● What to do:
• a. Decide whether each statement, (i) through (iii), agrees with the court opinion excerpt on Ms. Rubin and the Town. Answer yes or no for each, and quote the words of the excerpt that decide it: (i) Ms. Rubin is entitled to a writ of mandamus. (ii) The court holds that the trial court erred in concluding that the Judgment precluded mandatory injunctive relief. (iii) The Judgment gives the Town an easement by inverse condemnation as a matter of law.
• b. Using the court opinion excerpt on Ms. Rubin and the Town, answer each question below on its own line with the matching mark.
(i) Which case does the excerpt cite for the point that the writ's function is not to establish a legal right?
(ii) What kind of claim may Ms. Rubin bring against the Town to pursue mandatory injunctive relief?
(iii) Which ruling of the trial court does the court ultimately affirm?
• c. Supply what follows the final sentence of the court opinion excerpt on Ms. Rubin and the Town, continuing the excerpt in its own style.

Williams , 82 N.C. App. at 384, 346 S.E.2d at 669 (citing Dobbs, Remedies, § 5.6 (1973)). If Ms. Rubin establishes the Town's trespass and its liability therefor, the trial court may grant mandatory injunctive relief only after weighing the equities as set forth above. See Clark , 316 N.C. at 488, 342 S.E.2d at 839. ¶ 41 Because a writ of mandamus is available only to enforce an established right, and the Judgment in this case did not establish the right Ms. Rubin seeks to enforce, she is not entitled to a writ of mandamus. See Ponder v. Joslin , 262 N.C. 496, 504, 138 S.E.2d 143, 149 (1964) ("The function of the writ is ... not to establish a legal right ....").

6. Mandatory Injunctive Relief is Available by Separate Trespass Claim

¶ 42 The Judgment does not provide the Town an easement by inverse condemnation as a matter of law. Ms. Rubin cannot be compelled to surrender title to the Town. The Judgment also does not afford Ms. Rubin the mandatory injunctive relief she seeks. The question remains whether the trial court correctly concluded that the Judgment precluded mandatory injunctive relief. We hold that the trial court erred in this respect. While Ms. Rubin is not entitled to post-judgment mandatory injunctive relief in the direct condemnation action, she may bring a trespass claim against the Town in pursuit of the mandatory injunctive relief she seeks. We therefore vacate the trial court's orders insofar as they preclude the availability of mandatory injunctive relief, but we ultimately affirm the trial court's denial of Ms. Rubin's motion to enforce the Judgment.

● Entries shown:

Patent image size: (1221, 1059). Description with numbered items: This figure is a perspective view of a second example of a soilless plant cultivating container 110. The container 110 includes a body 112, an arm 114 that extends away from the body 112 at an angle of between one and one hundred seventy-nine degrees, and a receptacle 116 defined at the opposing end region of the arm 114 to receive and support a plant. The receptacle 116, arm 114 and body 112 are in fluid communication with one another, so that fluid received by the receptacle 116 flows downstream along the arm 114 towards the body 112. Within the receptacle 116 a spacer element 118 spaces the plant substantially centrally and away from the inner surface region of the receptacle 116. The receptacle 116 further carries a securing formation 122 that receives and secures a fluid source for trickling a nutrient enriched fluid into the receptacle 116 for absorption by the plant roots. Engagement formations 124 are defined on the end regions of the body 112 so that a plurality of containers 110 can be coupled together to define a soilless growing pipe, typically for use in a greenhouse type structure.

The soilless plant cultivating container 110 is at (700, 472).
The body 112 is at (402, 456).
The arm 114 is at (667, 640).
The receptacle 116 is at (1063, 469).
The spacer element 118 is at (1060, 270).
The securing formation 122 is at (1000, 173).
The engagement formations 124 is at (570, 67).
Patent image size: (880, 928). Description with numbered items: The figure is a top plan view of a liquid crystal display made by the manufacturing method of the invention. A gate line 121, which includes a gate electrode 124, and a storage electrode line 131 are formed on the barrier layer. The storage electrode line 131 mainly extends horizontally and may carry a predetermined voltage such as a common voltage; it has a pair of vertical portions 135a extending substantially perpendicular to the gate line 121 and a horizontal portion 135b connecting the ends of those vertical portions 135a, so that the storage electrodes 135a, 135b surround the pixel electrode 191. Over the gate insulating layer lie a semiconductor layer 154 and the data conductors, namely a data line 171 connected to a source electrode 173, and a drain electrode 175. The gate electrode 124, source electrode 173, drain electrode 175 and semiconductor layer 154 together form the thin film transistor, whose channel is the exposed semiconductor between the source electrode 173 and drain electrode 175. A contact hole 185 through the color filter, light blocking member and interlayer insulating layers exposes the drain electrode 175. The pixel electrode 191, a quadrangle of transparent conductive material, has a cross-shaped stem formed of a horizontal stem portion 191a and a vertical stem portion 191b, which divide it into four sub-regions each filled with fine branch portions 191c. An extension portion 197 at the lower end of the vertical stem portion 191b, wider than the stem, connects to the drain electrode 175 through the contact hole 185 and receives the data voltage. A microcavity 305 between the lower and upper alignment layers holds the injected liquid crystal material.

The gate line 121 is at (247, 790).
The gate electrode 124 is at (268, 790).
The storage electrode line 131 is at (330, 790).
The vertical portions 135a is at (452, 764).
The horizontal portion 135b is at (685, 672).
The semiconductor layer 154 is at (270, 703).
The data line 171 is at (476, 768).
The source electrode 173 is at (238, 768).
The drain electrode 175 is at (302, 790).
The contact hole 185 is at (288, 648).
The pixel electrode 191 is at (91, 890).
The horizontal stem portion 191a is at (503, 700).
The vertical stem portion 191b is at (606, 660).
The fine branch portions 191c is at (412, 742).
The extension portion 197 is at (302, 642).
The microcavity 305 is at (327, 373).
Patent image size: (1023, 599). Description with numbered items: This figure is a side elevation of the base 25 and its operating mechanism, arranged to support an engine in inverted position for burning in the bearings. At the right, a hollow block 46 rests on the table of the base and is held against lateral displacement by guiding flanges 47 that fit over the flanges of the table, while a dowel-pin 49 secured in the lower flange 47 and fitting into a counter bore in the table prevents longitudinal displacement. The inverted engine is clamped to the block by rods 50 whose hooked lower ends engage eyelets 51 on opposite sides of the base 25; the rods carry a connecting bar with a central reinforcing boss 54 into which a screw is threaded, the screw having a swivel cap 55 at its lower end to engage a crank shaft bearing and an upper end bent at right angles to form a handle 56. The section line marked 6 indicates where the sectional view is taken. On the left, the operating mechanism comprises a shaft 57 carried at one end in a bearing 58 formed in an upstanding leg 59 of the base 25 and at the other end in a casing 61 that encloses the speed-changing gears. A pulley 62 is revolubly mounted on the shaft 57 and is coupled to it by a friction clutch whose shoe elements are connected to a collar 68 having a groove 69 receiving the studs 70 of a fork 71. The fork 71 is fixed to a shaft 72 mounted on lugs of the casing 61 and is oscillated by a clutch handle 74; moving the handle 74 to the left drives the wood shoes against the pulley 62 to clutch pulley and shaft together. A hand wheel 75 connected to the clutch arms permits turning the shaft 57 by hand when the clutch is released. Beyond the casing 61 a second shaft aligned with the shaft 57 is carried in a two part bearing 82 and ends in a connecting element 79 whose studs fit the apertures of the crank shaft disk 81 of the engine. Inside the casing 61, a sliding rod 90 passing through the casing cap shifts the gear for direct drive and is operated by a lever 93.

● Final answers:
• a.
(i) No: "she is not entitled to a writ of mandamus."
(ii) Yes: "We hold that the trial court erred in this respect."
(iii) No: "The Judgment does not provide the Town an easement by inverse condemnation as a matter of law."

• b.
(i) Ponder v. Joslin
(ii) A trespass claim
(iii) The trial court's denial of Ms. Rubin's motion to enforce the Judgment

• c.
a. Caselaw Regarding Remedies for Government Trespass

¶ 43 The proposition that a government body occupying private property outside its eminent domain powers is committing a trespass—and may be ejected for it—is not a new one. In McDowell v. City of Asheville , 112 N.C. 747, 17 S.E. 537 (1893), our Supreme Court held that a town committing such an act "may be treated as a trespasser and sued in ejectment." 112 N.C. at 750, 17 S.E. at 538. The aggrieved landowner may also, however, "elect [not] to treat the [town] as a trespasser ... [and] compel the [town] to assess the damages as provided by its charter," id. , effectively compelling a payment of just compensation by inverse condemnation. See, e.g., Hoyle , 276 N.C. at 302, 172 S.E.2d at 8. This framing of the encroaching town as a trespassing tortfeasor and the ability of the landowner to elect damages or ejectment is generally consistent with Lloyd v. Venable , 168 N.C. 531, 84 S.E. 855 (1915), in which a town that lacked any eminent domain powers built a street over private land. 168 N.C. at 534, 84 S.E. at 857. In holding the landowner's claim for damages could proceed, our Supreme Court held that the town's "entry ... was ... unlawful ... [but] the plaintiff can waive the tortious entry and the want of power to condemn, and recover a just and reasonable compensation for the property taken." Id.

¶ 44 In the century since McDowell and Lloyd , our Supreme Court has limited monetary and injunctive relief available to private landowners following wrongful intrusion by the government.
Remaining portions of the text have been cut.